Reproduce every line of the entries below verbatim.
────────────────────
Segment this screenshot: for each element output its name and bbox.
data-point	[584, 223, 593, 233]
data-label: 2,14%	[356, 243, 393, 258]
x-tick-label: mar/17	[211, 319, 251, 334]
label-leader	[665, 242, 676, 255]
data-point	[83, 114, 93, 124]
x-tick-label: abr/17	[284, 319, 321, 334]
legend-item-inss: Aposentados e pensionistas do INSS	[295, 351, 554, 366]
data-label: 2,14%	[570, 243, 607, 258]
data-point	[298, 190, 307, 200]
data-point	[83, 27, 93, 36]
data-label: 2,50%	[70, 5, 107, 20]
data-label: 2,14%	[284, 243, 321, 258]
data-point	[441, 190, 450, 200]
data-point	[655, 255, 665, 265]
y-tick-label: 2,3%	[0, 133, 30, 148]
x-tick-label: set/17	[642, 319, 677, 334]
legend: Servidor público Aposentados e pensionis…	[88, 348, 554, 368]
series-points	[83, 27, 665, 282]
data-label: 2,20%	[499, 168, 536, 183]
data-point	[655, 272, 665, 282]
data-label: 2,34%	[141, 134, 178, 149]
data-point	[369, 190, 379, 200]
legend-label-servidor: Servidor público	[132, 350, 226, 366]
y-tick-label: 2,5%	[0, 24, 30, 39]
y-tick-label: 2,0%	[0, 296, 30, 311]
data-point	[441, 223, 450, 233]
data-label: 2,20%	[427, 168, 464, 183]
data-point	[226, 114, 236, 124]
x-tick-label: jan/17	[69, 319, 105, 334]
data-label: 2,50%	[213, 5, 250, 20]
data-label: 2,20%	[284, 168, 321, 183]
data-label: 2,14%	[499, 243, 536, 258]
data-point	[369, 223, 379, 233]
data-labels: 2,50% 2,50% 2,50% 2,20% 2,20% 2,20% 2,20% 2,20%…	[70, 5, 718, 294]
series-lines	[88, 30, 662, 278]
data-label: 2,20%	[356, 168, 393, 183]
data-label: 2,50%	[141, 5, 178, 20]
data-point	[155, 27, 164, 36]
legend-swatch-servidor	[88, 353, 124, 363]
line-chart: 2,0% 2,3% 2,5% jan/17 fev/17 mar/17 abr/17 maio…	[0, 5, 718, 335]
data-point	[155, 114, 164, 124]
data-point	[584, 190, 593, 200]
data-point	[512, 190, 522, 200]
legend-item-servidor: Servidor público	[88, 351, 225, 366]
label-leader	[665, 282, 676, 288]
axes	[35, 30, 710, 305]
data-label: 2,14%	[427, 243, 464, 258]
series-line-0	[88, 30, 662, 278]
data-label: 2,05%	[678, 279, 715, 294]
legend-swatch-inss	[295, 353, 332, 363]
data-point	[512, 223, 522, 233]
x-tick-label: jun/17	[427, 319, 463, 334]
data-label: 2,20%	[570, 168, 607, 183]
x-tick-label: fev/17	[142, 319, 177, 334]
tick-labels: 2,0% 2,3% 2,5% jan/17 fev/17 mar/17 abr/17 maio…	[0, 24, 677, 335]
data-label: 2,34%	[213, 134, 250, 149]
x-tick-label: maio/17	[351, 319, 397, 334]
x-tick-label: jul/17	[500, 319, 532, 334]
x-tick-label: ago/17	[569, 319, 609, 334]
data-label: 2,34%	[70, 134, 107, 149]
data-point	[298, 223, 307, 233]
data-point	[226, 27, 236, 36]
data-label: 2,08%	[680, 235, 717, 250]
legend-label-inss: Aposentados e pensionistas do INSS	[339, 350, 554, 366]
────────────────────
## Full answer
Segment this screenshot: for each element output its name and bbox.
data-point	[584, 223, 593, 233]
data-label: 2,14%	[356, 243, 393, 258]
x-tick-label: mar/17	[211, 319, 251, 334]
label-leader	[665, 242, 676, 255]
data-point	[83, 114, 93, 124]
x-tick-label: abr/17	[284, 319, 321, 334]
legend-item-inss: Aposentados e pensionistas do INSS	[295, 351, 554, 366]
data-label: 2,14%	[570, 243, 607, 258]
data-point	[298, 190, 307, 200]
data-point	[83, 27, 93, 36]
data-label: 2,50%	[70, 5, 107, 20]
data-label: 2,14%	[284, 243, 321, 258]
data-point	[441, 190, 450, 200]
data-point	[655, 255, 665, 265]
y-tick-label: 2,3%	[0, 133, 30, 148]
x-tick-label: set/17	[642, 319, 677, 334]
legend: Servidor público Aposentados e pensionis…	[88, 348, 554, 368]
series-points	[83, 27, 665, 282]
data-label: 2,20%	[499, 168, 536, 183]
data-point	[655, 272, 665, 282]
data-label: 2,34%	[141, 134, 178, 149]
data-point	[369, 190, 379, 200]
legend-label-servidor: Servidor público	[132, 350, 226, 366]
y-tick-label: 2,5%	[0, 24, 30, 39]
y-tick-label: 2,0%	[0, 296, 30, 311]
data-point	[441, 223, 450, 233]
data-label: 2,20%	[427, 168, 464, 183]
data-point	[226, 114, 236, 124]
x-tick-label: jan/17	[69, 319, 105, 334]
data-label: 2,50%	[213, 5, 250, 20]
data-label: 2,20%	[284, 168, 321, 183]
data-label: 2,14%	[499, 243, 536, 258]
data-point	[369, 223, 379, 233]
data-labels: 2,50% 2,50% 2,50% 2,20% 2,20% 2,20% 2,20% 2,20%…	[70, 5, 718, 294]
series-lines	[88, 30, 662, 278]
data-label: 2,20%	[356, 168, 393, 183]
data-label: 2,50%	[141, 5, 178, 20]
data-point	[155, 27, 164, 36]
legend-swatch-servidor	[88, 353, 124, 363]
line-chart: 2,0% 2,3% 2,5% jan/17 fev/17 mar/17 abr/17 maio…	[0, 5, 718, 335]
data-point	[155, 114, 164, 124]
data-point	[584, 190, 593, 200]
data-point	[512, 190, 522, 200]
legend-item-servidor: Servidor público	[88, 351, 225, 366]
label-leader	[665, 282, 676, 288]
axes	[35, 30, 710, 305]
data-label: 2,14%	[427, 243, 464, 258]
series-line-0	[88, 30, 662, 278]
data-label: 2,05%	[678, 279, 715, 294]
legend-swatch-inss	[295, 353, 332, 363]
data-point	[512, 223, 522, 233]
x-tick-label: jun/17	[427, 319, 463, 334]
data-label: 2,20%	[570, 168, 607, 183]
x-tick-label: fev/17	[142, 319, 177, 334]
tick-labels: 2,0% 2,3% 2,5% jan/17 fev/17 mar/17 abr/17 maio…	[0, 24, 677, 335]
data-label: 2,34%	[213, 134, 250, 149]
x-tick-label: maio/17	[351, 319, 397, 334]
x-tick-label: jul/17	[500, 319, 532, 334]
x-tick-label: ago/17	[569, 319, 609, 334]
data-label: 2,34%	[70, 134, 107, 149]
data-point	[298, 223, 307, 233]
data-point	[226, 27, 236, 36]
data-label: 2,08%	[680, 235, 717, 250]
legend-label-inss: Aposentados e pensionistas do INSS	[339, 350, 554, 366]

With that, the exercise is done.